[Records that describe figures]
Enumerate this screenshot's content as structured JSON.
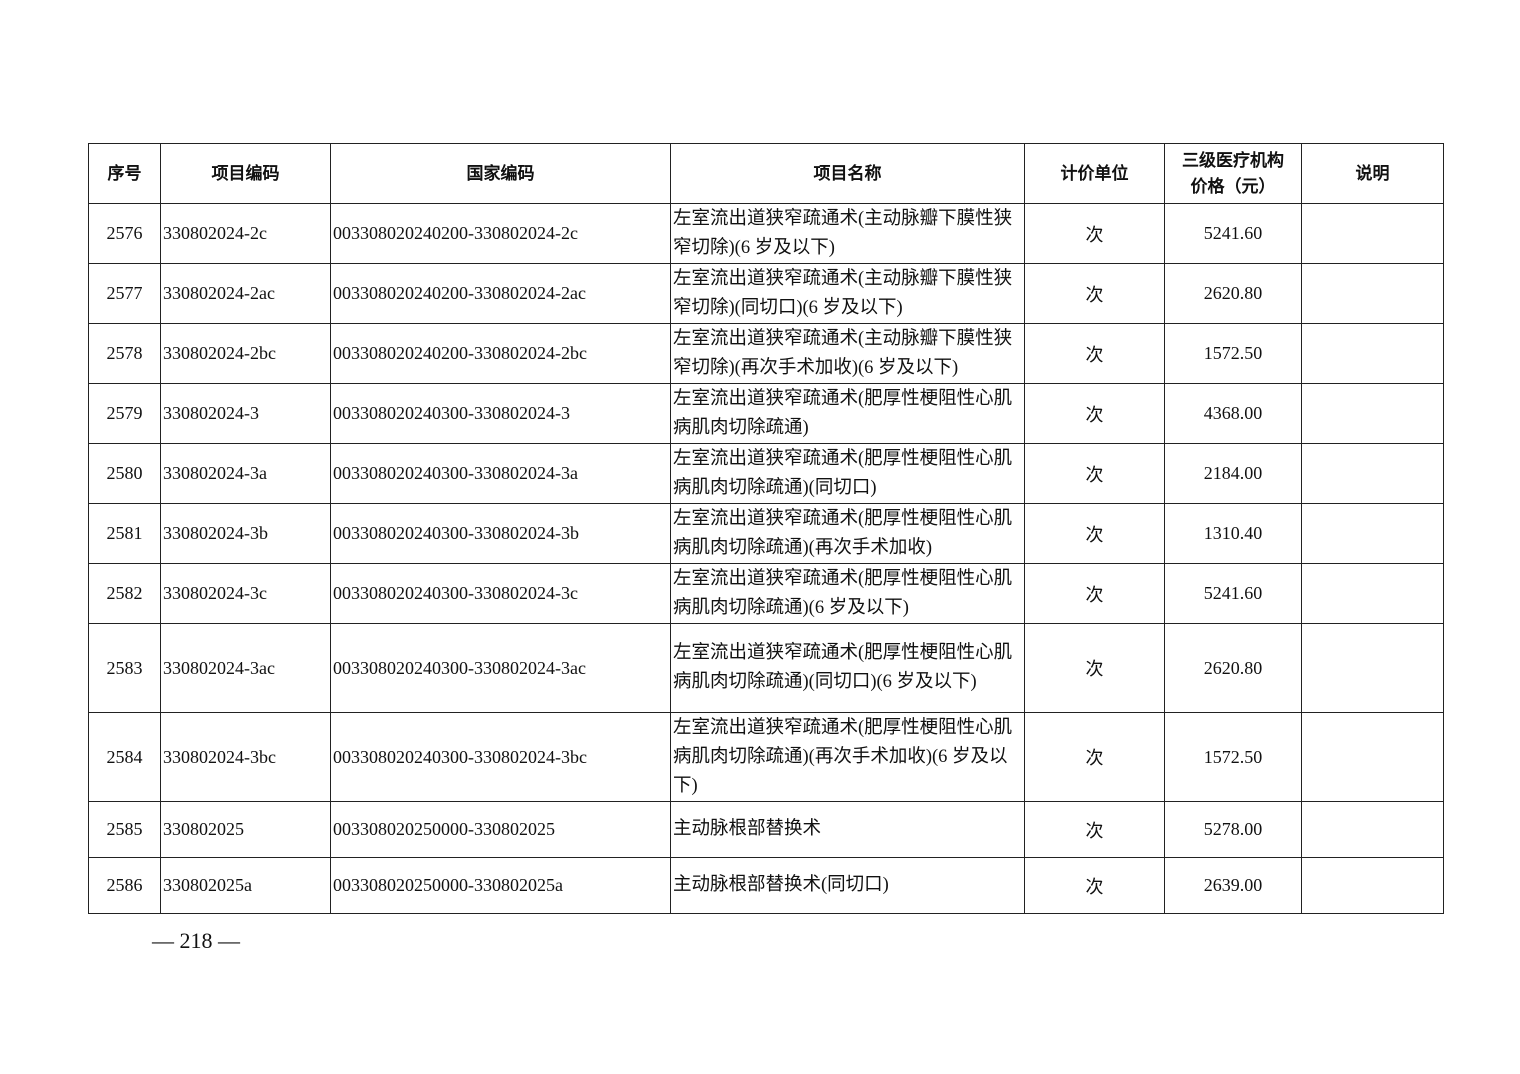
{
  "table": {
    "headers": [
      "序号",
      "项目编码",
      "国家编码",
      "项目名称",
      "计价单位",
      "三级医疗机构价格（元）",
      "说明"
    ],
    "rows": [
      {
        "no": "2576",
        "code": "330802024-2c",
        "national": "003308020240200-330802024-2c",
        "name": "左室流出道狭窄疏通术(主动脉瓣下膜性狭窄切除)(6 岁及以下)",
        "unit": "次",
        "price": "5241.60",
        "note": "",
        "h": "r2"
      },
      {
        "no": "2577",
        "code": "330802024-2ac",
        "national": "003308020240200-330802024-2ac",
        "name": "左室流出道狭窄疏通术(主动脉瓣下膜性狭窄切除)(同切口)(6 岁及以下)",
        "unit": "次",
        "price": "2620.80",
        "note": "",
        "h": "r2"
      },
      {
        "no": "2578",
        "code": "330802024-2bc",
        "national": "003308020240200-330802024-2bc",
        "name": "左室流出道狭窄疏通术(主动脉瓣下膜性狭窄切除)(再次手术加收)(6 岁及以下)",
        "unit": "次",
        "price": "1572.50",
        "note": "",
        "h": "r2"
      },
      {
        "no": "2579",
        "code": "330802024-3",
        "national": "003308020240300-330802024-3",
        "name": "左室流出道狭窄疏通术(肥厚性梗阻性心肌病肌肉切除疏通)",
        "unit": "次",
        "price": "4368.00",
        "note": "",
        "h": "r2"
      },
      {
        "no": "2580",
        "code": "330802024-3a",
        "national": "003308020240300-330802024-3a",
        "name": "左室流出道狭窄疏通术(肥厚性梗阻性心肌病肌肉切除疏通)(同切口)",
        "unit": "次",
        "price": "2184.00",
        "note": "",
        "h": "r2"
      },
      {
        "no": "2581",
        "code": "330802024-3b",
        "national": "003308020240300-330802024-3b",
        "name": "左室流出道狭窄疏通术(肥厚性梗阻性心肌病肌肉切除疏通)(再次手术加收)",
        "unit": "次",
        "price": "1310.40",
        "note": "",
        "h": "r2"
      },
      {
        "no": "2582",
        "code": "330802024-3c",
        "national": "003308020240300-330802024-3c",
        "name": "左室流出道狭窄疏通术(肥厚性梗阻性心肌病肌肉切除疏通)(6 岁及以下)",
        "unit": "次",
        "price": "5241.60",
        "note": "",
        "h": "r2"
      },
      {
        "no": "2583",
        "code": "330802024-3ac",
        "national": "003308020240300-330802024-3ac",
        "name": "左室流出道狭窄疏通术(肥厚性梗阻性心肌病肌肉切除疏通)(同切口)(6 岁及以下)",
        "unit": "次",
        "price": "2620.80",
        "note": "",
        "h": "r3"
      },
      {
        "no": "2584",
        "code": "330802024-3bc",
        "national": "003308020240300-330802024-3bc",
        "name": "左室流出道狭窄疏通术(肥厚性梗阻性心肌病肌肉切除疏通)(再次手术加收)(6 岁及以下)",
        "unit": "次",
        "price": "1572.50",
        "note": "",
        "h": "r3"
      },
      {
        "no": "2585",
        "code": "330802025",
        "national": "003308020250000-330802025",
        "name": "主动脉根部替换术",
        "unit": "次",
        "price": "5278.00",
        "note": "",
        "h": "r1"
      },
      {
        "no": "2586",
        "code": "330802025a",
        "national": "003308020250000-330802025a",
        "name": "主动脉根部替换术(同切口)",
        "unit": "次",
        "price": "2639.00",
        "note": "",
        "h": "r1"
      }
    ]
  },
  "footer": {
    "page": "— 218 —"
  }
}
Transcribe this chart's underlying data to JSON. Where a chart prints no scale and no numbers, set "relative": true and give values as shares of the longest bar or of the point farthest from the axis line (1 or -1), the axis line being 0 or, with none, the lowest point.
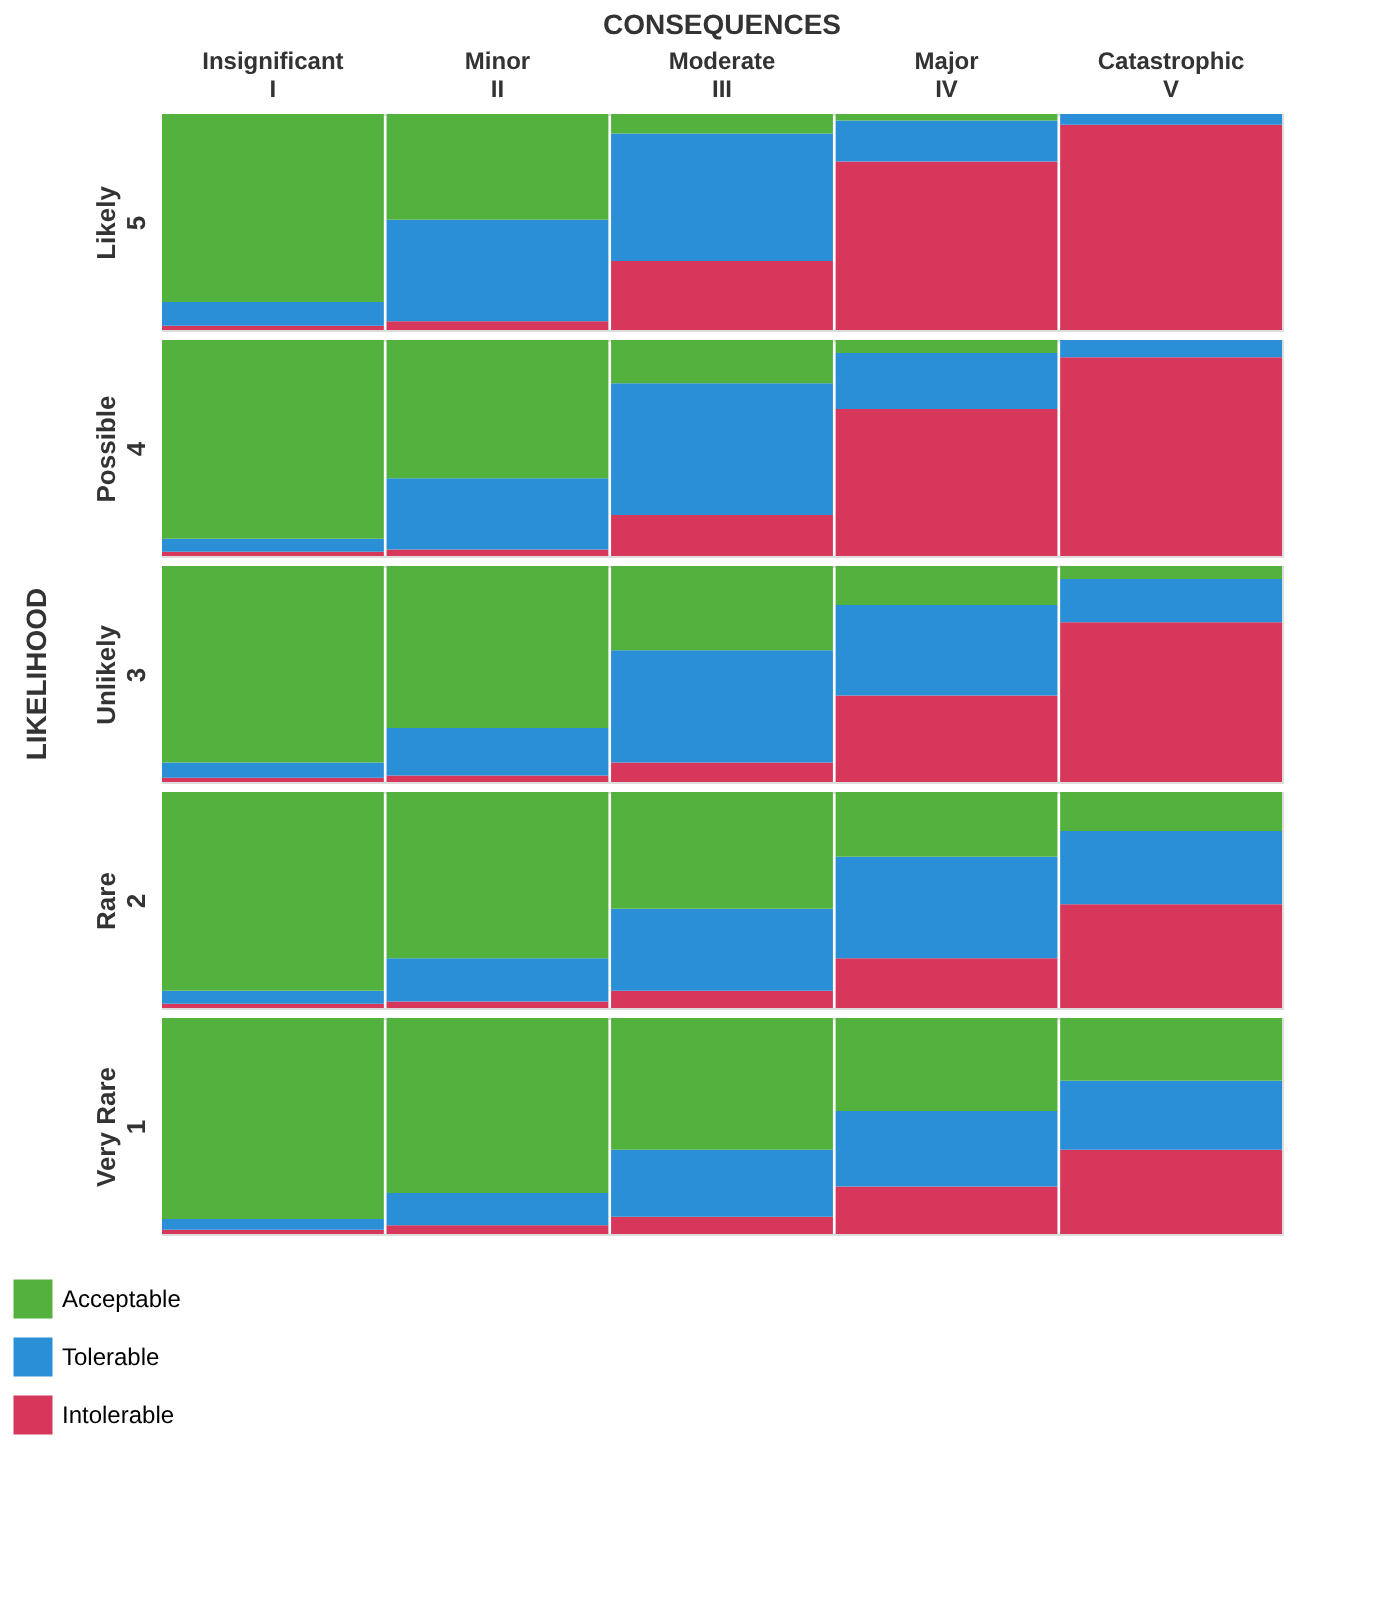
{
  "chart_data": [
    {
      "type": "bar",
      "title": "CONSEQUENCES",
      "ylabel": "Likely\n5",
      "categories": [
        "Insignificant\nI",
        "Minor\nII",
        "Moderate\nIII",
        "Major\nIV",
        "Catastrophic\nV"
      ],
      "stacked": true,
      "relative": true,
      "tick_labels": "x",
      "legend": false,
      "series": [
        {
          "color": "#d6375a",
          "values": [
            0.02,
            0.04,
            0.32,
            0.78,
            0.95
          ]
        },
        {
          "color": "#2a8fd6",
          "values": [
            0.11,
            0.47,
            0.59,
            0.19,
            0.05
          ]
        },
        {
          "color": "#53b23e",
          "values": [
            0.87,
            0.49,
            0.09,
            0.03,
            0
          ]
        }
      ]
    },
    {
      "type": "bar",
      "ylabel": "Possible\n4",
      "categories": [
        null,
        null,
        null,
        null,
        null
      ],
      "stacked": true,
      "relative": true,
      "tick_labels": false,
      "legend": false,
      "series": [
        {
          "color": "#d6375a",
          "values": [
            0.02,
            0.03,
            0.19,
            0.68,
            0.92
          ]
        },
        {
          "color": "#2a8fd6",
          "values": [
            0.06,
            0.33,
            0.61,
            0.26,
            0.08
          ]
        },
        {
          "color": "#53b23e",
          "values": [
            0.92,
            0.64,
            0.2,
            0.06,
            0
          ]
        }
      ]
    },
    {
      "type": "bar",
      "ylabel": "Unlikely\n3",
      "annotations": [
        "LIKELIHOOD"
      ],
      "categories": [
        null,
        null,
        null,
        null,
        null
      ],
      "stacked": true,
      "relative": true,
      "tick_labels": false,
      "legend": false,
      "series": [
        {
          "color": "#d6375a",
          "values": [
            0.02,
            0.03,
            0.09,
            0.4,
            0.74
          ]
        },
        {
          "color": "#2a8fd6",
          "values": [
            0.07,
            0.22,
            0.52,
            0.42,
            0.2
          ]
        },
        {
          "color": "#53b23e",
          "values": [
            0.91,
            0.75,
            0.39,
            0.18,
            0.06
          ]
        }
      ]
    },
    {
      "type": "bar",
      "ylabel": "Rare\n2",
      "categories": [
        null,
        null,
        null,
        null,
        null
      ],
      "stacked": true,
      "relative": true,
      "tick_labels": false,
      "legend": false,
      "series": [
        {
          "color": "#d6375a",
          "values": [
            0.02,
            0.03,
            0.08,
            0.23,
            0.48
          ]
        },
        {
          "color": "#2a8fd6",
          "values": [
            0.06,
            0.2,
            0.38,
            0.47,
            0.34
          ]
        },
        {
          "color": "#53b23e",
          "values": [
            0.92,
            0.77,
            0.54,
            0.3,
            0.18
          ]
        }
      ]
    },
    {
      "type": "bar",
      "ylabel": "Very Rare\n1",
      "categories": [
        null,
        null,
        null,
        null,
        null
      ],
      "stacked": true,
      "relative": true,
      "tick_labels": false,
      "legend": "bottom left",
      "series": [
        {
          "name": "Intolerable",
          "color": "#d6375a",
          "values": [
            0.02,
            0.04,
            0.08,
            0.22,
            0.39
          ]
        },
        {
          "name": "Tolerable",
          "color": "#2a8fd6",
          "values": [
            0.05,
            0.15,
            0.31,
            0.35,
            0.32
          ]
        },
        {
          "name": "Acceptable",
          "color": "#53b23e",
          "values": [
            0.93,
            0.81,
            0.61,
            0.43,
            0.29
          ]
        }
      ]
    }
  ]
}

◆ THE REQUEST ◆
Report the number of lines that include the string "岁及以下"; return nothing but the count.

◆ COMPLETED EXERCISE ◆
6